Find the string "gradle" in the listing and report every line that has it.

Records provided.
--- Start ---
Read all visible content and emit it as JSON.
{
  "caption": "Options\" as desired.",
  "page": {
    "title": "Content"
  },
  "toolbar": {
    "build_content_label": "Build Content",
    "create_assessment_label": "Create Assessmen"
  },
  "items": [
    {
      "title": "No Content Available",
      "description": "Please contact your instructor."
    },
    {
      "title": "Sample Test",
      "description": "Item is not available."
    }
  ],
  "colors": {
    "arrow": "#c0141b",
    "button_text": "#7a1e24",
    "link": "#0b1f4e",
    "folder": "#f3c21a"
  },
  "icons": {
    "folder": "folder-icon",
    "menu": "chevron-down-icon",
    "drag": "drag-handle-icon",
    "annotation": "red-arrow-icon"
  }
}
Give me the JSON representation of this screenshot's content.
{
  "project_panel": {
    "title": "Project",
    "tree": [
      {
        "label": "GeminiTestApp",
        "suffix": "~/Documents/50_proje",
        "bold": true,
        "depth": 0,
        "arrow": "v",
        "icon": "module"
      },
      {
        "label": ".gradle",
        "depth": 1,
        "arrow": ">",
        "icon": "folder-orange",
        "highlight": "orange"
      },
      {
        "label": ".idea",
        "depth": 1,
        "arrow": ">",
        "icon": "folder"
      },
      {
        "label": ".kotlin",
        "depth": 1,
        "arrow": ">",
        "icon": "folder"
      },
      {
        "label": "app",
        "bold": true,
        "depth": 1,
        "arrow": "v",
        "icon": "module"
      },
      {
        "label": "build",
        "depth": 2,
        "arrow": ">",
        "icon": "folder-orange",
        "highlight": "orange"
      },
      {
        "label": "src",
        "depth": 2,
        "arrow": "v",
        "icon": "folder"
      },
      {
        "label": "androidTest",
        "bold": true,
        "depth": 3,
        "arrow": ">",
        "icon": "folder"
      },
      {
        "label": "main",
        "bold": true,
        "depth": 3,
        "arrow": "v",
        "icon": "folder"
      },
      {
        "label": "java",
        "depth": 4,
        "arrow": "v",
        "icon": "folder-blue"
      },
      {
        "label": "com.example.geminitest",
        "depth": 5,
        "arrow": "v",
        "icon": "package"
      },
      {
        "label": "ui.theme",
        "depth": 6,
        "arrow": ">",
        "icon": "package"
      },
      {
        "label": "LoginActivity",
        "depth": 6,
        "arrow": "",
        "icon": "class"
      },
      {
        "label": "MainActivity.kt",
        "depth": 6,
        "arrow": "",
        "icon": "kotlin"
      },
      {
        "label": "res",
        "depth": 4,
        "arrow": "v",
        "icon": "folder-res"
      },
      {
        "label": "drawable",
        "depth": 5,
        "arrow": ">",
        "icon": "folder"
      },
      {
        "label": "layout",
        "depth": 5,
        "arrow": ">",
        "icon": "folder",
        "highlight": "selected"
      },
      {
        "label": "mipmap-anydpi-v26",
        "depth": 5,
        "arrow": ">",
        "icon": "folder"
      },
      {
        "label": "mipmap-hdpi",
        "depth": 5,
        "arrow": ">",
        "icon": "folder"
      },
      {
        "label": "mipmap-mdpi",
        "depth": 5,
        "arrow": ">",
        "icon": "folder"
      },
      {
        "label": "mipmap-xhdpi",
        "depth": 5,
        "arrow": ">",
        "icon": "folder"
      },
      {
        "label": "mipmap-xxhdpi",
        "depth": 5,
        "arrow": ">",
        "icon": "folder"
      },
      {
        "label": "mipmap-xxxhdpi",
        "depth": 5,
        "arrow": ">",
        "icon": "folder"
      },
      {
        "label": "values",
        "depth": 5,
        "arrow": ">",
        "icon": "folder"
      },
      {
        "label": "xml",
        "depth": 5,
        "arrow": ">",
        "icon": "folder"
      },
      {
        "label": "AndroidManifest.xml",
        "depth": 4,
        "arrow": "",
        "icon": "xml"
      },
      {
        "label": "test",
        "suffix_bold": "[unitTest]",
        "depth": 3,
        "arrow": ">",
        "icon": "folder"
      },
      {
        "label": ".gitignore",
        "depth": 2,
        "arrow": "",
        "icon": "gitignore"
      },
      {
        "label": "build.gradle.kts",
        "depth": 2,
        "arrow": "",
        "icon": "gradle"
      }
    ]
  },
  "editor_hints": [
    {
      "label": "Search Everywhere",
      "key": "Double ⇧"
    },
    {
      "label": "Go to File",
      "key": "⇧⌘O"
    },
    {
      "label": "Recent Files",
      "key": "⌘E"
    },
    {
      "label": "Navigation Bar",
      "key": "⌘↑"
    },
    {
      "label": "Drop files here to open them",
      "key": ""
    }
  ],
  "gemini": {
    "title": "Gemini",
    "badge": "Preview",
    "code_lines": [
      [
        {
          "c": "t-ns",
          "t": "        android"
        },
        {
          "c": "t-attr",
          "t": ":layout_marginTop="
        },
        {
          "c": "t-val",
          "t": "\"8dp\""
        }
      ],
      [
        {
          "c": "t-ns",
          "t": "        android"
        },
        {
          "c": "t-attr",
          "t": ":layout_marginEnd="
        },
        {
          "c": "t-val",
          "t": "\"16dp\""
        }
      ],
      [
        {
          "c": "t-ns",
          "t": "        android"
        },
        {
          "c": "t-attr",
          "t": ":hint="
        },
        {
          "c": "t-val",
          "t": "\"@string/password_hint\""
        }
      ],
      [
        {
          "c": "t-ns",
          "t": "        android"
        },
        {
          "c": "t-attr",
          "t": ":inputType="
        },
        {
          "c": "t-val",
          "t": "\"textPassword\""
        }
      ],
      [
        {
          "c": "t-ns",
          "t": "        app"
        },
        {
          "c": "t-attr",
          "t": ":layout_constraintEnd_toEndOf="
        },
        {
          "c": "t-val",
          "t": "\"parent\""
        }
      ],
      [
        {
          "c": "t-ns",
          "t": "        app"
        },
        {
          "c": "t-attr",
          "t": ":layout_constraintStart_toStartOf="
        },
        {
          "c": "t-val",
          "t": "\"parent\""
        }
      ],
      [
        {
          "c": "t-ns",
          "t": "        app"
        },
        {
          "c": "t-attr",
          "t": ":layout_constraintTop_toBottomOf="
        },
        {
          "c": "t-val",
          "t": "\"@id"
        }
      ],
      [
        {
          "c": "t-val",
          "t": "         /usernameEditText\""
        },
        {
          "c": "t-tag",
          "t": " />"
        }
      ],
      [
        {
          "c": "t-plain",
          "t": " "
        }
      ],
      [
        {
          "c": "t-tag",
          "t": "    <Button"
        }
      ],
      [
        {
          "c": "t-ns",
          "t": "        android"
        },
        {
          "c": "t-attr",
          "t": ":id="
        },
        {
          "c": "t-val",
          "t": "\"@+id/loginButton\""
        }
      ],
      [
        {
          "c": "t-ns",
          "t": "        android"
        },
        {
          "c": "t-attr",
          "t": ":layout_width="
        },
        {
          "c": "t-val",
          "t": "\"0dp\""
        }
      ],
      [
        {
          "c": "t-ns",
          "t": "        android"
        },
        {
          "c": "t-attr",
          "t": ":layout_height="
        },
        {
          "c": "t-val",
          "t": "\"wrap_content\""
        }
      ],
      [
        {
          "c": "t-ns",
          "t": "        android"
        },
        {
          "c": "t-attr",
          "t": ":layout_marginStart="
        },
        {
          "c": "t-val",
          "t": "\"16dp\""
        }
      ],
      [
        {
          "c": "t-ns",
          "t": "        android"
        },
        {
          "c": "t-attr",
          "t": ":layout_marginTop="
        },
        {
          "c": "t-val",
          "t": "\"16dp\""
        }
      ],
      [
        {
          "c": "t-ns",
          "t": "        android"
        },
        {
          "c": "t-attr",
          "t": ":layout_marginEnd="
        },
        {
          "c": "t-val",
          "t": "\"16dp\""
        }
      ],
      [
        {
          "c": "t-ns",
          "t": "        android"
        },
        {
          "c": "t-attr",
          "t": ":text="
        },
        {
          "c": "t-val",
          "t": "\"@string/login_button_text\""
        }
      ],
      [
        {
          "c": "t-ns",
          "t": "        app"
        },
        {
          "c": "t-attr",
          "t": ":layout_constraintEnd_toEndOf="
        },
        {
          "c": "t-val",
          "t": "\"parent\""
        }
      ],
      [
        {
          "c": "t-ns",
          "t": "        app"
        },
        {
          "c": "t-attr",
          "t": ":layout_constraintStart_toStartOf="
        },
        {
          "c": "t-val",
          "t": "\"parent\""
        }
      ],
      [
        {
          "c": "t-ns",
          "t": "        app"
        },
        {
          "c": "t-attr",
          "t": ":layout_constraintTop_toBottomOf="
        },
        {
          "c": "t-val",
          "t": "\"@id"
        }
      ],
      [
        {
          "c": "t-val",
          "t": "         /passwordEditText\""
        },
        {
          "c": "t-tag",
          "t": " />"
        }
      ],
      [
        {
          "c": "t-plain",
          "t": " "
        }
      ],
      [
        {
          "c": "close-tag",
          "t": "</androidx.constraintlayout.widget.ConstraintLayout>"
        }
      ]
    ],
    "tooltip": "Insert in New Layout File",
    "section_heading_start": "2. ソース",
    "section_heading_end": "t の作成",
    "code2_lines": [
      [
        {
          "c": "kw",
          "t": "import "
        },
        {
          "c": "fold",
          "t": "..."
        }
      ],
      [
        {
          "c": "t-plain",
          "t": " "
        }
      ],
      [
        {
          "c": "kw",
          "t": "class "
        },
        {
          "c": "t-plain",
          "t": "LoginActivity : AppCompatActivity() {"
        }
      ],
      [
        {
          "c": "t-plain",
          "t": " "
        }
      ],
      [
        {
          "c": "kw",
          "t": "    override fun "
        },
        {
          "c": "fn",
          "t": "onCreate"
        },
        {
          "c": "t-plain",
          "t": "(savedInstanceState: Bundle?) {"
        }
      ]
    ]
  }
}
--- End ---
Worked answer.
        "label": ".gradle",
        "label": "build.gradle.kts",
        "icon": "gradle"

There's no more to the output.